▸ **AIM**:
Work out the number of lines in the listing that include the string "NUOVI". Reply with that number alone.

-- begin --

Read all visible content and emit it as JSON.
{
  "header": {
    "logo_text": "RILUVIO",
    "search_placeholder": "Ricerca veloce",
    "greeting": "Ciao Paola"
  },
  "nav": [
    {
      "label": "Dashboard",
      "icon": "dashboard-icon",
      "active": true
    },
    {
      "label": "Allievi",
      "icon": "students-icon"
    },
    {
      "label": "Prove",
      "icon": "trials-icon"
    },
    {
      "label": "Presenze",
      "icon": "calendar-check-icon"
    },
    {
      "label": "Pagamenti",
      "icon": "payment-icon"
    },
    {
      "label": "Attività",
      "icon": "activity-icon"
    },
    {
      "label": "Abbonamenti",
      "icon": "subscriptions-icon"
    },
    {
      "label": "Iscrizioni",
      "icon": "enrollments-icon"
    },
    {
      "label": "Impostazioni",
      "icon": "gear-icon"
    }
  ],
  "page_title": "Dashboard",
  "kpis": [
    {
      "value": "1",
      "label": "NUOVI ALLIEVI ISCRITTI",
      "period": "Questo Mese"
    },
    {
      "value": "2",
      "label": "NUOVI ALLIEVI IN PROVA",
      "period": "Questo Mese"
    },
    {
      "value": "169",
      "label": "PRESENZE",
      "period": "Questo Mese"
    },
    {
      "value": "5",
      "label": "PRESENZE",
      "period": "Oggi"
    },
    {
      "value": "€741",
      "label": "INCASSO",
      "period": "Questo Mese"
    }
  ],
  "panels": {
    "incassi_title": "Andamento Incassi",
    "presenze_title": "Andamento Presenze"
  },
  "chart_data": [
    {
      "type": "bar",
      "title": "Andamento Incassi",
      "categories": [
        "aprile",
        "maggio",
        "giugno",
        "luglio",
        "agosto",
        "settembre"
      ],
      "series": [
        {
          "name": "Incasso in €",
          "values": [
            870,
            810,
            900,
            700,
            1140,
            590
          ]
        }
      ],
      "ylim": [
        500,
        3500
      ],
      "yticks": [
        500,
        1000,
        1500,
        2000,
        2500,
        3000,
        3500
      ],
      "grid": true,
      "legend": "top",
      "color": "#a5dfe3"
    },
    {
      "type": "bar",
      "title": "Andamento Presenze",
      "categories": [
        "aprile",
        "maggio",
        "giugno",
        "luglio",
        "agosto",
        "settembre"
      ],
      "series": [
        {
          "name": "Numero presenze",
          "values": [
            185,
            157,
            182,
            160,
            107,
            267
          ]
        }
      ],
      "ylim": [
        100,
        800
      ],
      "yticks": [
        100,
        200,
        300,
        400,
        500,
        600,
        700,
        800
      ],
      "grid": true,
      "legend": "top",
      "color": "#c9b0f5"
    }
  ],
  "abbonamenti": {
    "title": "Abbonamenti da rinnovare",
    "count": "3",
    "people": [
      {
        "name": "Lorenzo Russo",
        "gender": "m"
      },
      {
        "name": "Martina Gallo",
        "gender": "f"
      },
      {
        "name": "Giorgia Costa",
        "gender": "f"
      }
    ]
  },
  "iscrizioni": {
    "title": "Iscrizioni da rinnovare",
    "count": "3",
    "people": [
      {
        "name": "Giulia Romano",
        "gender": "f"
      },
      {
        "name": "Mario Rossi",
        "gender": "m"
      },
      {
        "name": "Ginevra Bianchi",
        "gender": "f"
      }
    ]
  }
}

-- end --

▸ **ANSWER IN FULL**:
2